--- Supplied data ---

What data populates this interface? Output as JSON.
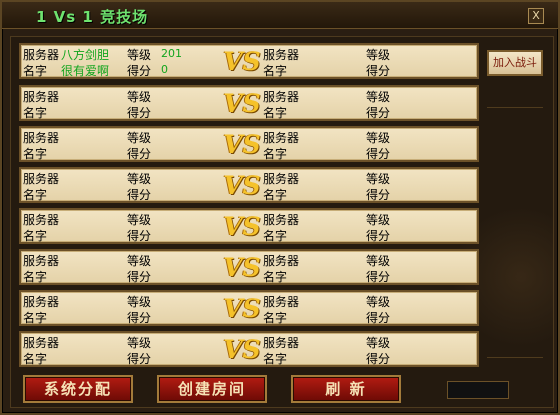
{
  "window": {
    "title": "1 Vs 1 竞技场",
    "close_label": "X"
  },
  "labels": {
    "server": "服务器",
    "level": "等级",
    "name": "名字",
    "score": "得分",
    "vs": "VS"
  },
  "rows": [
    {
      "left": {
        "server": "八方剑胆",
        "level": "201",
        "name": "很有爱啊",
        "score": "0"
      },
      "right": {
        "server": "",
        "level": "",
        "name": "",
        "score": ""
      }
    },
    {
      "left": {
        "server": "",
        "level": "",
        "name": "",
        "score": ""
      },
      "right": {
        "server": "",
        "level": "",
        "name": "",
        "score": ""
      }
    },
    {
      "left": {
        "server": "",
        "level": "",
        "name": "",
        "score": ""
      },
      "right": {
        "server": "",
        "level": "",
        "name": "",
        "score": ""
      }
    },
    {
      "left": {
        "server": "",
        "level": "",
        "name": "",
        "score": ""
      },
      "right": {
        "server": "",
        "level": "",
        "name": "",
        "score": ""
      }
    },
    {
      "left": {
        "server": "",
        "level": "",
        "name": "",
        "score": ""
      },
      "right": {
        "server": "",
        "level": "",
        "name": "",
        "score": ""
      }
    },
    {
      "left": {
        "server": "",
        "level": "",
        "name": "",
        "score": ""
      },
      "right": {
        "server": "",
        "level": "",
        "name": "",
        "score": ""
      }
    },
    {
      "left": {
        "server": "",
        "level": "",
        "name": "",
        "score": ""
      },
      "right": {
        "server": "",
        "level": "",
        "name": "",
        "score": ""
      }
    },
    {
      "left": {
        "server": "",
        "level": "",
        "name": "",
        "score": ""
      },
      "right": {
        "server": "",
        "level": "",
        "name": "",
        "score": ""
      }
    }
  ],
  "buttons": {
    "join": "加入战斗",
    "assign": "系统分配",
    "create_room": "创建房间",
    "refresh": "刷  新"
  }
}
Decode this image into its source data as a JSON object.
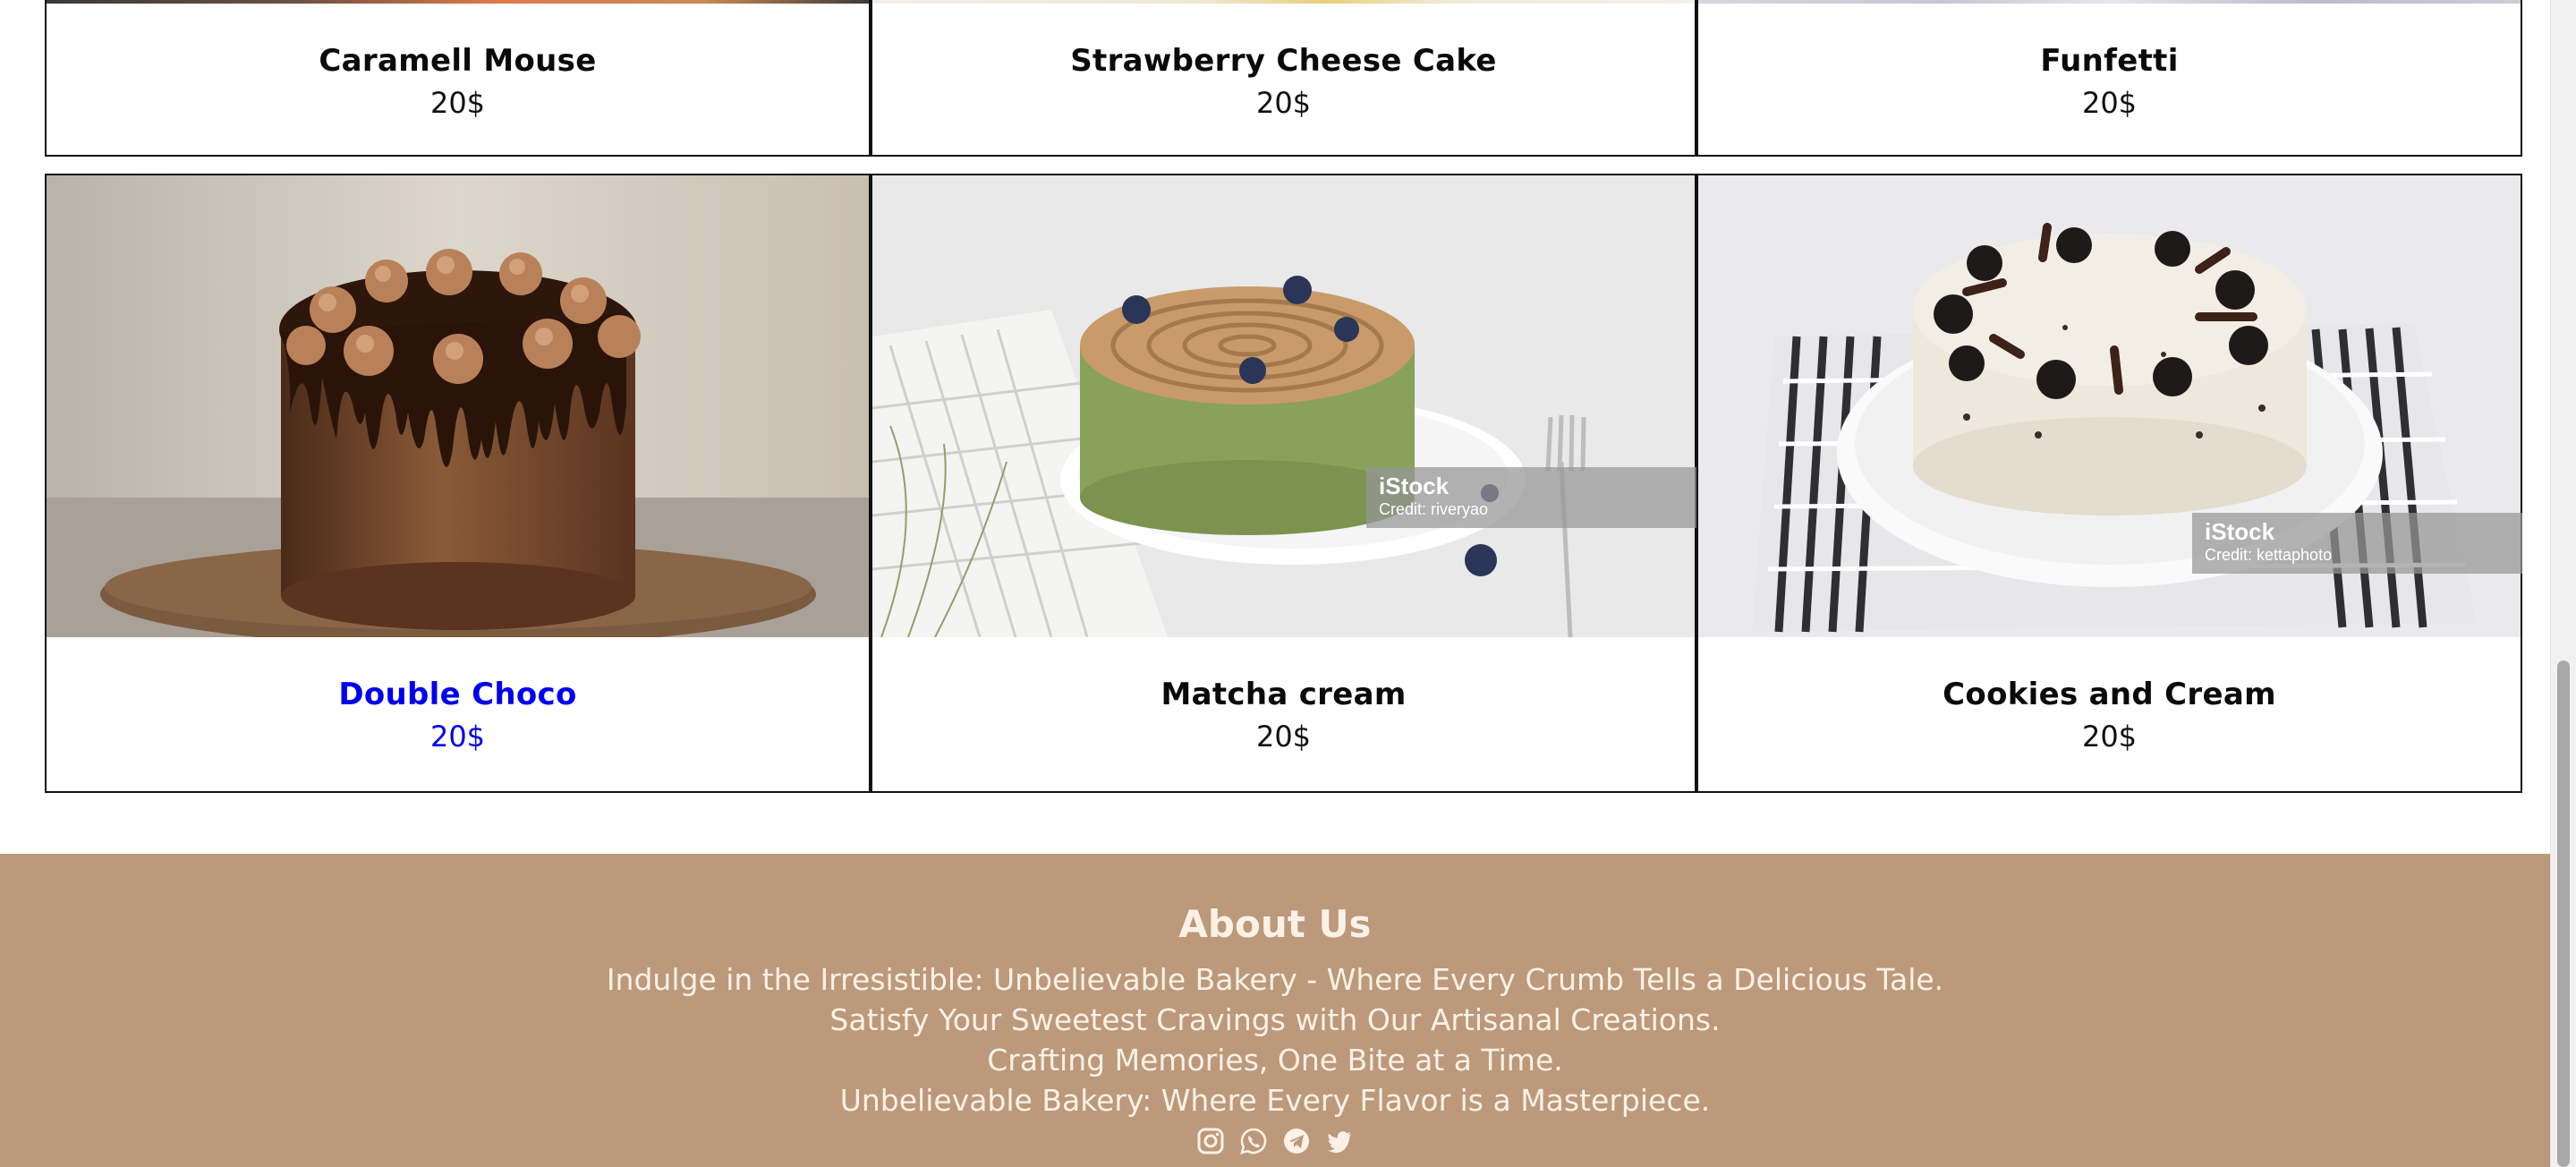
{
  "products_top": [
    {
      "name": "Caramell Mouse",
      "price": "20$"
    },
    {
      "name": "Strawberry Cheese Cake",
      "price": "20$"
    },
    {
      "name": "Funfetti",
      "price": "20$"
    }
  ],
  "products_bottom": [
    {
      "name": "Double Choco",
      "price": "20$",
      "image": "chocolate-drip-cake"
    },
    {
      "name": "Matcha cream",
      "price": "20$",
      "image": "matcha-cake",
      "watermark": {
        "brand": "iStock",
        "credit": "Credit: riveryao"
      }
    },
    {
      "name": "Cookies and Cream",
      "price": "20$",
      "image": "cookies-cream-cake",
      "watermark": {
        "brand": "iStock",
        "credit": "Credit: kettaphoto"
      }
    }
  ],
  "footer": {
    "title": "About Us",
    "lines": [
      "Indulge in the Irresistible: Unbelievable Bakery - Where Every Crumb Tells a Delicious Tale.",
      "Satisfy Your Sweetest Cravings with Our Artisanal Creations.",
      "Crafting Memories, One Bite at a Time.",
      "Unbelievable Bakery: Where Every Flavor is a Masterpiece."
    ],
    "socials": [
      "instagram-icon",
      "whatsapp-icon",
      "telegram-icon",
      "twitter-icon"
    ]
  },
  "colors": {
    "footer_bg": "#bc997b",
    "footer_text": "#fbf1e6",
    "link_active": "#0000ee",
    "card_border": "#111111"
  }
}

---

Set exercise: Select and copy every line of the listing with the word "Bakery".

Written response:
      "Indulge in the Irresistible: Unbelievable Bakery - Where Every Crumb Tells a Delicious Tale.",
      "Unbelievable Bakery: Where Every Flavor is a Masterpiece."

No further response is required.